[Requirements] Count lines holding the string "comme" in the data that follows. Reply with one number only.

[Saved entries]
=-=-=-=-=

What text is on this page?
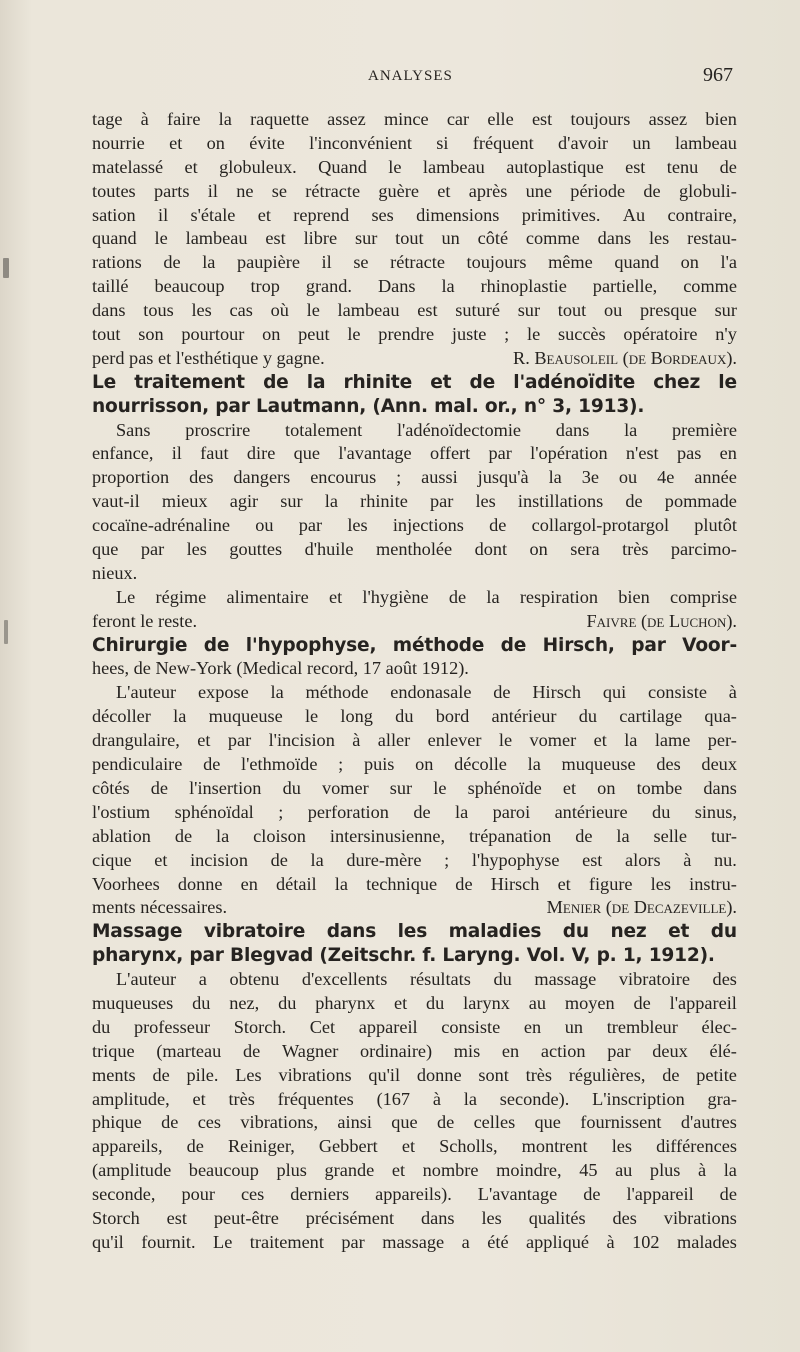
ANALYSES	967
tage à faire la raquette assez mince car elle est toujours assez bien
nourrie et on évite l'inconvénient si fréquent d'avoir un lambeau
matelassé et globuleux. Quand le lambeau autoplastique est tenu de
toutes parts il ne se rétracte guère et après une période de globuli-
sation il s'étale et reprend ses dimensions primitives. Au contraire,
quand le lambeau est libre sur tout un côté comme dans les restau-
rations de la paupière il se rétracte toujours même quand on l'a
taillé beaucoup trop grand. Dans la rhinoplastie partielle, comme
dans tous les cas où le lambeau est suturé sur tout ou presque sur
tout son pourtour on peut le prendre juste ; le succès opératoire n'y
perd pas et l'esthétique y gagne.	R. Beausoleil (de Bordeaux).
Le traitement de la rhinite et de l'adénoïdite chez le
nourrisson, par Lautmann, (Ann. mal. or., n° 3, 1913).
Sans proscrire totalement l'adénoïdectomie dans la première
enfance, il faut dire que l'avantage offert par l'opération n'est pas en
proportion des dangers encourus ; aussi jusqu'à la 3e ou 4e année
vaut-il mieux agir sur la rhinite par les instillations de pommade
cocaïne-adrénaline ou par les injections de collargol-protargol plutôt
que par les gouttes d'huile mentholée dont on sera très parcimo-
nieux.
Le régime alimentaire et l'hygiène de la respiration bien comprise
feront le reste.	Faivre (de Luchon).
Chirurgie de l'hypophyse, méthode de Hirsch, par Voor-
hees, de New-York (Medical record, 17 août 1912).
L'auteur expose la méthode endonasale de Hirsch qui consiste à
décoller la muqueuse le long du bord antérieur du cartilage qua-
drangulaire, et par l'incision à aller enlever le vomer et la lame per-
pendiculaire de l'ethmoïde ; puis on décolle la muqueuse des deux
côtés de l'insertion du vomer sur le sphénoïde et on tombe dans
l'ostium sphénoïdal ; perforation de la paroi antérieure du sinus,
ablation de la cloison intersinusienne, trépanation de la selle tur-
cique et incision de la dure-mère ; l'hypophyse est alors à nu.
Voorhees donne en détail la technique de Hirsch et figure les instru-
ments nécessaires.	Menier (de Decazeville).
Massage vibratoire dans les maladies du nez et du
pharynx, par Blegvad (Zeitschr. f. Laryng. Vol. V, p. 1, 1912).
L'auteur a obtenu d'excellents résultats du massage vibratoire des
muqueuses du nez, du pharynx et du larynx au moyen de l'appareil
du professeur Storch. Cet appareil consiste en un trembleur élec-
trique (marteau de Wagner ordinaire) mis en action par deux élé-
ments de pile. Les vibrations qu'il donne sont très régulières, de petite
amplitude, et très fréquentes (167 à la seconde). L'inscription gra-
phique de ces vibrations, ainsi que de celles que fournissent d'autres
appareils, de Reiniger, Gebbert et Scholls, montrent les différences
(amplitude beaucoup plus grande et nombre moindre, 45 au plus à la
seconde, pour ces derniers appareils). L'avantage de l'appareil de
Storch est peut-être précisément dans les qualités des vibrations
qu'il fournit. Le traitement par massage a été appliqué à 102 malades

=-=-=-=-=

[Exercise answer] 2